* _Your objective_:
List each line of the data that holds the string "name", please.

— Begin Material supplied —

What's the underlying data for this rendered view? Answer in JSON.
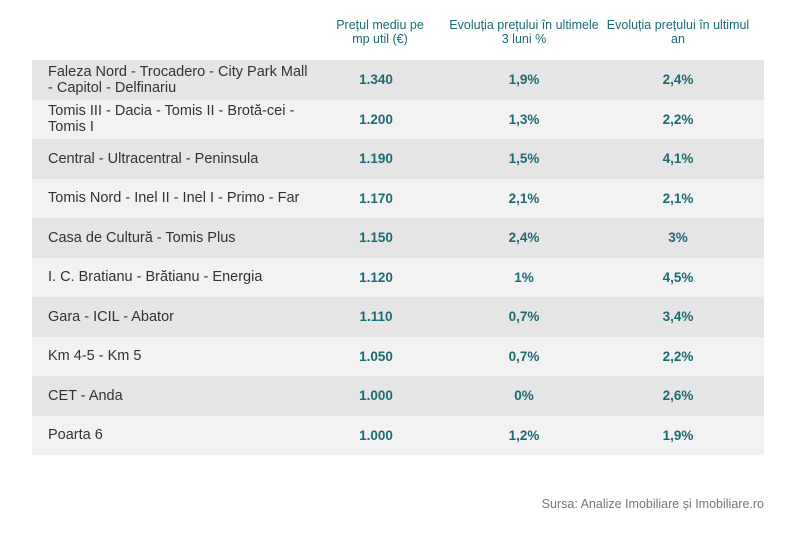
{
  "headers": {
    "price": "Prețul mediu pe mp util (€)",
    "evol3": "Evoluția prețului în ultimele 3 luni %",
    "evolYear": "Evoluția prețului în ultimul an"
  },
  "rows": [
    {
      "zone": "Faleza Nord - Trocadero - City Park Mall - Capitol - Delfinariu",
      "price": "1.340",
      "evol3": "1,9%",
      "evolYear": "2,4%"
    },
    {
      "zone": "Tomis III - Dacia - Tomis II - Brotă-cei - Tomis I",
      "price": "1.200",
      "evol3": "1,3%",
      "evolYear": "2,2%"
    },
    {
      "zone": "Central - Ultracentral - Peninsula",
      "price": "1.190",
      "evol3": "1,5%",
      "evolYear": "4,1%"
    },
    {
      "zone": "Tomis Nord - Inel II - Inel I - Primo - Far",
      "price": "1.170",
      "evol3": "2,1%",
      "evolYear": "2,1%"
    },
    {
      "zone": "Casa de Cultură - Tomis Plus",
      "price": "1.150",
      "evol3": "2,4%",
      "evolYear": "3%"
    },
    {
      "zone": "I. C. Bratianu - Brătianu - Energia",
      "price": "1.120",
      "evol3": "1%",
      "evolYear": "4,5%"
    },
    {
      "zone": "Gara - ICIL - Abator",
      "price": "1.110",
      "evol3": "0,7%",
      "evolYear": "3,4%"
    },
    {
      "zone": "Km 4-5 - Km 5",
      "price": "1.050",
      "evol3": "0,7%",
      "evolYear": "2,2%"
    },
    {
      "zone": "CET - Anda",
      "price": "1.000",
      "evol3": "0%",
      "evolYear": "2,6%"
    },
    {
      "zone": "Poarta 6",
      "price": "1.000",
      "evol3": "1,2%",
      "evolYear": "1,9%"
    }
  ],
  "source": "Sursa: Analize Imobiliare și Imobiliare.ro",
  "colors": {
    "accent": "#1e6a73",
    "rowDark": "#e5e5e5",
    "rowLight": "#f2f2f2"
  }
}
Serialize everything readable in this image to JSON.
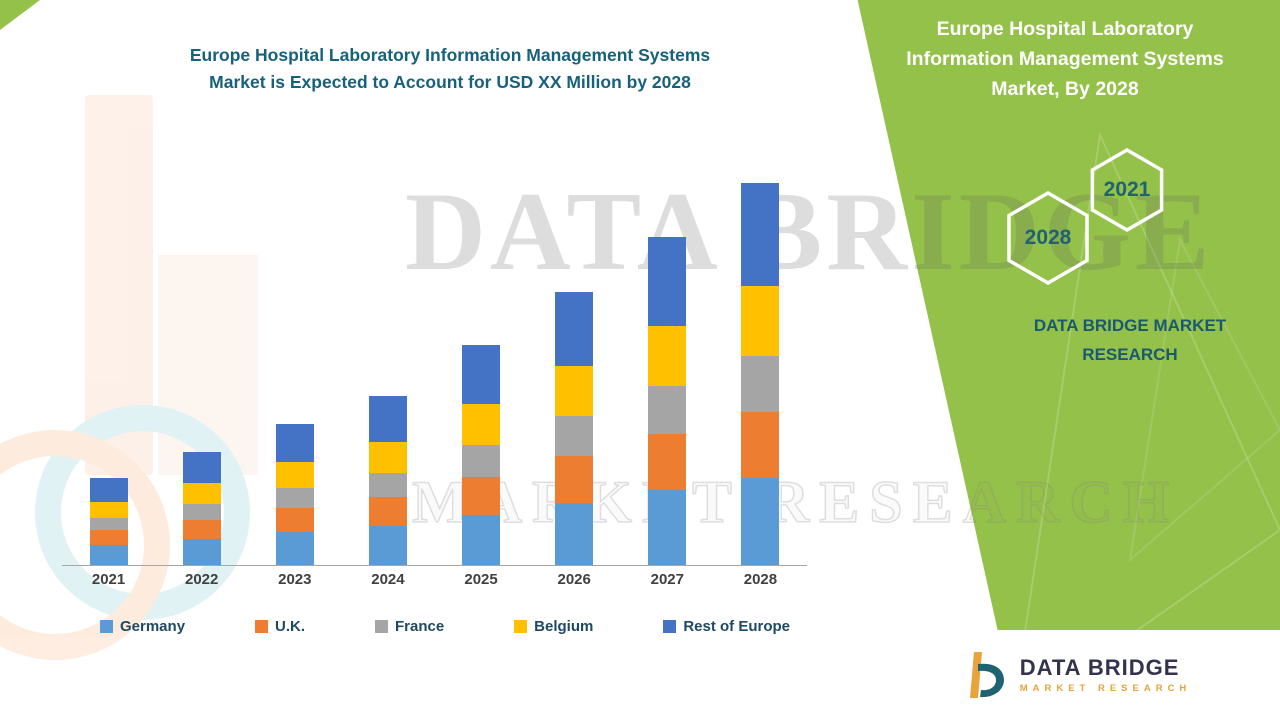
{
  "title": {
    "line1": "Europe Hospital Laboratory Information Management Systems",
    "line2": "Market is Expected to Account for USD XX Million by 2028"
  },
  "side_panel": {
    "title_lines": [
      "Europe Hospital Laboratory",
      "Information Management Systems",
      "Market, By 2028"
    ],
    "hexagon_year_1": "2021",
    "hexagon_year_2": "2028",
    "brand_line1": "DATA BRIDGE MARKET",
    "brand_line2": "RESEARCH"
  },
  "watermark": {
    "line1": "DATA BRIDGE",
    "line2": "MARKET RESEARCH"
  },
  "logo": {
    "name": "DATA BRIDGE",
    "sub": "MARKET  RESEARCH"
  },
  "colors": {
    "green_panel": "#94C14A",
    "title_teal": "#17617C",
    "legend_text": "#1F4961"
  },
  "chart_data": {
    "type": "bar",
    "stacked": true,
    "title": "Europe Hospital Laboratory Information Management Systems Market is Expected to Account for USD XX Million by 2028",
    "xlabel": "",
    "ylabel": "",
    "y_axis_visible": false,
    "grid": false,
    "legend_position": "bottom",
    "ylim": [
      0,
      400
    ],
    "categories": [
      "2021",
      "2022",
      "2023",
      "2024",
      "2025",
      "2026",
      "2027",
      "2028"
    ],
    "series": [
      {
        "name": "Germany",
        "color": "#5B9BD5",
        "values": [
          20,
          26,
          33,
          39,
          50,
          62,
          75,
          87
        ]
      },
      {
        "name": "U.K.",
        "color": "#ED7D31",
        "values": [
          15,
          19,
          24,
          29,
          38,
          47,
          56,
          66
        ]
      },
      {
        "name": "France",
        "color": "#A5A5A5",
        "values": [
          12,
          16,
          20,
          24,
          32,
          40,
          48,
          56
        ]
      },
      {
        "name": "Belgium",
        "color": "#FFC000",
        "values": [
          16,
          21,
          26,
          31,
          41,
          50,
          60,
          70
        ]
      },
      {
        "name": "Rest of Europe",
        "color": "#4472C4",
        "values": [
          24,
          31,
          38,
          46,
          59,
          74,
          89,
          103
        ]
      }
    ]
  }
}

— End Material supplied —
— Begin Material supplied —

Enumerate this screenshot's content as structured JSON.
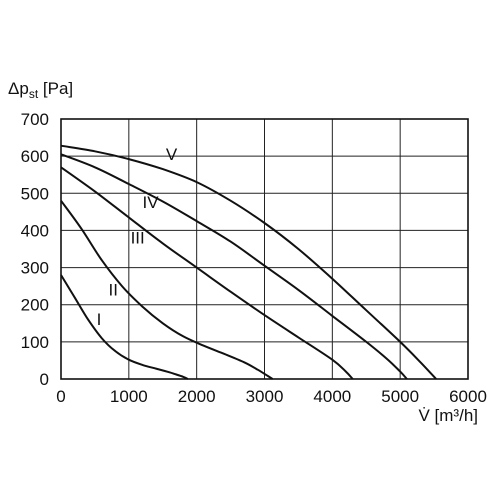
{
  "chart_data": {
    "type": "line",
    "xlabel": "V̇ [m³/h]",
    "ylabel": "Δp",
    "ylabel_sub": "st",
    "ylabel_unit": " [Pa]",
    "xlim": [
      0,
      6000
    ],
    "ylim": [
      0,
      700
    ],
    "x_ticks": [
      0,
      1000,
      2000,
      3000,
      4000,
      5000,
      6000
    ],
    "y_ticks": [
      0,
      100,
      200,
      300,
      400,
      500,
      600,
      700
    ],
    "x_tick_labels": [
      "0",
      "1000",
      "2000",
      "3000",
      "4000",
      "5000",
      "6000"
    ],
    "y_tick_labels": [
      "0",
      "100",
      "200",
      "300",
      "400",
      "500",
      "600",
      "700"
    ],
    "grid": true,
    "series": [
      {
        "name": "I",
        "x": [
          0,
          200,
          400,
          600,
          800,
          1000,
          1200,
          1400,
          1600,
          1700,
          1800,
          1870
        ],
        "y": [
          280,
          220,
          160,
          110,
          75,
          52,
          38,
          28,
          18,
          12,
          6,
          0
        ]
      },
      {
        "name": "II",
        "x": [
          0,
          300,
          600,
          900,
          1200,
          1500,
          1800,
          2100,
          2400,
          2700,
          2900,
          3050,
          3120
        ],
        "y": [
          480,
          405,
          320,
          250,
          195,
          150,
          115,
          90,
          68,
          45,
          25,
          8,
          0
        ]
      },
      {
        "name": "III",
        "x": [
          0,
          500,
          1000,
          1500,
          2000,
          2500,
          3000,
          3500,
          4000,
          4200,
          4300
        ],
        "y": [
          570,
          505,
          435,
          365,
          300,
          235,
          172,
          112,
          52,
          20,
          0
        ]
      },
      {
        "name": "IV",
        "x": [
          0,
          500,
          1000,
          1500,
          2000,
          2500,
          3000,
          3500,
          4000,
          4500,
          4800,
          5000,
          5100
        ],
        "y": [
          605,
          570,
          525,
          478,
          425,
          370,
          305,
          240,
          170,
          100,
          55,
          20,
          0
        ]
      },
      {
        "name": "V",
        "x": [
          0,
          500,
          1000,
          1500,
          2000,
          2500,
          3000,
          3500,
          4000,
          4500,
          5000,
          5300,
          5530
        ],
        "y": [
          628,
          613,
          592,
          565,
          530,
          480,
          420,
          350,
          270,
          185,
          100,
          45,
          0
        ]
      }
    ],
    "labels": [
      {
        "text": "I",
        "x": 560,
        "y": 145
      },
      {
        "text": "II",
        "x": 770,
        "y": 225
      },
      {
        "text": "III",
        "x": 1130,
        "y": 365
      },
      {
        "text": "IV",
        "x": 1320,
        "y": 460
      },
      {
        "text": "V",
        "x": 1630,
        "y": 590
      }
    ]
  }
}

— End Material supplied —

* _Result_:
    "name": "DATA BRIDGE",
        "name": "Germany",
        "name": "U.K.",
        "name": "France",
        "name": "Belgium",
        "name": "Rest of Europe",
        "name": "I",
        "name": "II",
        "name": "III",
        "name": "IV",
        "name": "V",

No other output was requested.